* **WHAT THE EXERCISE ASKS**
In the data, extract each line that holds the string "title".

(Dataset records)
::::::

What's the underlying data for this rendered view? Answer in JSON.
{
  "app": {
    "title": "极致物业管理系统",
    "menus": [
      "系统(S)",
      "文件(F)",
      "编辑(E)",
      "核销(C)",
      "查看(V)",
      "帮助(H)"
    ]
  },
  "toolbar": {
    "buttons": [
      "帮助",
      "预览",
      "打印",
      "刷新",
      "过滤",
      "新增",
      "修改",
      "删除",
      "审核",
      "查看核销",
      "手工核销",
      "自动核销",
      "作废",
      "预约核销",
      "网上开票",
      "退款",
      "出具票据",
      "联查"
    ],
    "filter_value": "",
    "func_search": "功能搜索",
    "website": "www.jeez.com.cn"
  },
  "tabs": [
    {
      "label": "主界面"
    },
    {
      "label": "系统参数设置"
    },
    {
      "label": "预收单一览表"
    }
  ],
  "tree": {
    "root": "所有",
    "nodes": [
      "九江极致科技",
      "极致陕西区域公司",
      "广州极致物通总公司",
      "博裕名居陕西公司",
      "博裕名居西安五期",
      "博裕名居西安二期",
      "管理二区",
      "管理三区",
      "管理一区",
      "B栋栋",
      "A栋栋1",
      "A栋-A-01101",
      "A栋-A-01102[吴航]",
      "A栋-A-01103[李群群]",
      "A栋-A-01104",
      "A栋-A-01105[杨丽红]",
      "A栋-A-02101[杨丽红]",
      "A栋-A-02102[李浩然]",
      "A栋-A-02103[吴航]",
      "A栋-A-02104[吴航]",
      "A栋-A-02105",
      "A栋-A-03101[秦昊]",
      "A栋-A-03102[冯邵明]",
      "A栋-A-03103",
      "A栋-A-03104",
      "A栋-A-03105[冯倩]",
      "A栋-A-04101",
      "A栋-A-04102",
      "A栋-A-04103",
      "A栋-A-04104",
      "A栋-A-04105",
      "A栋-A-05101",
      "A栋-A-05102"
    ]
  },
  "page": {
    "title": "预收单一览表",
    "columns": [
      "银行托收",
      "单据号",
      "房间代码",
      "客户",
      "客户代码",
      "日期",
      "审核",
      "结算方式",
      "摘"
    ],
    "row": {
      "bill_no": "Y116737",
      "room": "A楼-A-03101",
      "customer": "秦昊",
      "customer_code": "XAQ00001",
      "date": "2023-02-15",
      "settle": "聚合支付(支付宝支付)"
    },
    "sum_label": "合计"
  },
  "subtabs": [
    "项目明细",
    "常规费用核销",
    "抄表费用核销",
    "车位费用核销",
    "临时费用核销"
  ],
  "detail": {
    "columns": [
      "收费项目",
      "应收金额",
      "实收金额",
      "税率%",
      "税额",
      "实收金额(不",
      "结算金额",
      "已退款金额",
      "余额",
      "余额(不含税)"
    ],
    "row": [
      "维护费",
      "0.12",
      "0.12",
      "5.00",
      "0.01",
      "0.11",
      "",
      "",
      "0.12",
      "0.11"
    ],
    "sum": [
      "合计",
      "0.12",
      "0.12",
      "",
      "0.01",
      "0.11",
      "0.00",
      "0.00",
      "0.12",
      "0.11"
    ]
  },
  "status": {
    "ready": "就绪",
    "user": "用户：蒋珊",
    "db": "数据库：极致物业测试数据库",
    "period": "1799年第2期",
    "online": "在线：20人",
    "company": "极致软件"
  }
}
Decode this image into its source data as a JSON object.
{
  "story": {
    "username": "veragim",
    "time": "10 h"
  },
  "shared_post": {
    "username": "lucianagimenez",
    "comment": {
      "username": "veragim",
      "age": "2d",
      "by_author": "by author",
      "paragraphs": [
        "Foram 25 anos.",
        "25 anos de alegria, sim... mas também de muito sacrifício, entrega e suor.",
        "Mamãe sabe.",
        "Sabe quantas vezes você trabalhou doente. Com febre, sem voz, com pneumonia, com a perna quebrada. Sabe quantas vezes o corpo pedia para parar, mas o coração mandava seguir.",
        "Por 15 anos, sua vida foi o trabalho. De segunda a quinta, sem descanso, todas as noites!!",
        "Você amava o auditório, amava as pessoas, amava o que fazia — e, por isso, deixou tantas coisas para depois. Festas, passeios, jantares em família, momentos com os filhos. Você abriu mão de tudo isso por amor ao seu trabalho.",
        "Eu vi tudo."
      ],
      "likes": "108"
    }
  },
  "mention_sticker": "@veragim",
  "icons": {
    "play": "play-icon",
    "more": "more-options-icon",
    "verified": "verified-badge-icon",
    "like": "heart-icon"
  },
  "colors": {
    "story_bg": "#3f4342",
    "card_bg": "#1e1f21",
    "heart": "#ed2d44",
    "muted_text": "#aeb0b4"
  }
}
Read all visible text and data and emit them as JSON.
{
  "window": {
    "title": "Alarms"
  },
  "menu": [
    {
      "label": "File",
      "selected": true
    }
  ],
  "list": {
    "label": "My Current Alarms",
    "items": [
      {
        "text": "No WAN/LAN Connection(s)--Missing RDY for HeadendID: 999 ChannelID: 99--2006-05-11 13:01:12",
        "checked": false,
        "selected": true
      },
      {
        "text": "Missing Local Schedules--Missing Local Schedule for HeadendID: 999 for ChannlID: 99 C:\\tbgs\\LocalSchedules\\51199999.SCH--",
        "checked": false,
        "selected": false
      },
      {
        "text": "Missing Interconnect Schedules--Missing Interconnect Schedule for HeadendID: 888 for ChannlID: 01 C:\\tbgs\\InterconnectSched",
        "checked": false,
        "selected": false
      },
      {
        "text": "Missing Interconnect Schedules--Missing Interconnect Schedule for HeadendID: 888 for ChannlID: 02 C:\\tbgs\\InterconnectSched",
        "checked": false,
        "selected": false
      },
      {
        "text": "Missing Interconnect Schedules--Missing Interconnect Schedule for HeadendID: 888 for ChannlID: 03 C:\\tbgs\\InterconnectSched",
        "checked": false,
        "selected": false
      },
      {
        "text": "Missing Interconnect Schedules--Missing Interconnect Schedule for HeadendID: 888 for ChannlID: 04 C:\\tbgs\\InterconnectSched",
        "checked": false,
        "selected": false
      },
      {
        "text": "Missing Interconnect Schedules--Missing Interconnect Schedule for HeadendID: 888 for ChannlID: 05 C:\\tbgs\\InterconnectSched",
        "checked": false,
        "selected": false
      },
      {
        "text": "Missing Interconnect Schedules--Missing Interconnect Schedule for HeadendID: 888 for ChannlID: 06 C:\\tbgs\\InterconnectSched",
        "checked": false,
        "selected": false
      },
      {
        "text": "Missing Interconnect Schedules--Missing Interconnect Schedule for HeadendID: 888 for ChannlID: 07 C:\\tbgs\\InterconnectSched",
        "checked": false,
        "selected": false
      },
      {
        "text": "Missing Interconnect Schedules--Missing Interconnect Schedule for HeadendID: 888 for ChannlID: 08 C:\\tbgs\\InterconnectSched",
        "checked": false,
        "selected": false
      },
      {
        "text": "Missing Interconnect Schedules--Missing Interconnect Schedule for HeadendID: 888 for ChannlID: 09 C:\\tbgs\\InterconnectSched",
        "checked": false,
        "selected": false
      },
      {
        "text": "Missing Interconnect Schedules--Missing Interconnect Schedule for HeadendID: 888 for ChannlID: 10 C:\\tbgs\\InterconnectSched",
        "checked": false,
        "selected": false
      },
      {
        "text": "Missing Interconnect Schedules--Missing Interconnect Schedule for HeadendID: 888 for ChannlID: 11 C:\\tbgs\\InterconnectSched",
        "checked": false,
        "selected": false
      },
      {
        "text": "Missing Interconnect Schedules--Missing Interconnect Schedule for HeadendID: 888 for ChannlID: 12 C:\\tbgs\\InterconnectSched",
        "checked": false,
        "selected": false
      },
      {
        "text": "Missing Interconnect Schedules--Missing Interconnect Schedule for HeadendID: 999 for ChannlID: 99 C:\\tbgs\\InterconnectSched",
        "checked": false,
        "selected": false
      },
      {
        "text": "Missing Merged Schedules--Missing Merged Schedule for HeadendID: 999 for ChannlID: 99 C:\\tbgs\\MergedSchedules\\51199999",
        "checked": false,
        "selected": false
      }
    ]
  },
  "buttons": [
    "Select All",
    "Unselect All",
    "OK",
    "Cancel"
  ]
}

::::::

* **PROBLEM SOLUTION**
    "title": "极致物业管理系统",
    "title": "预收单一览表",
    "title": "Alarms"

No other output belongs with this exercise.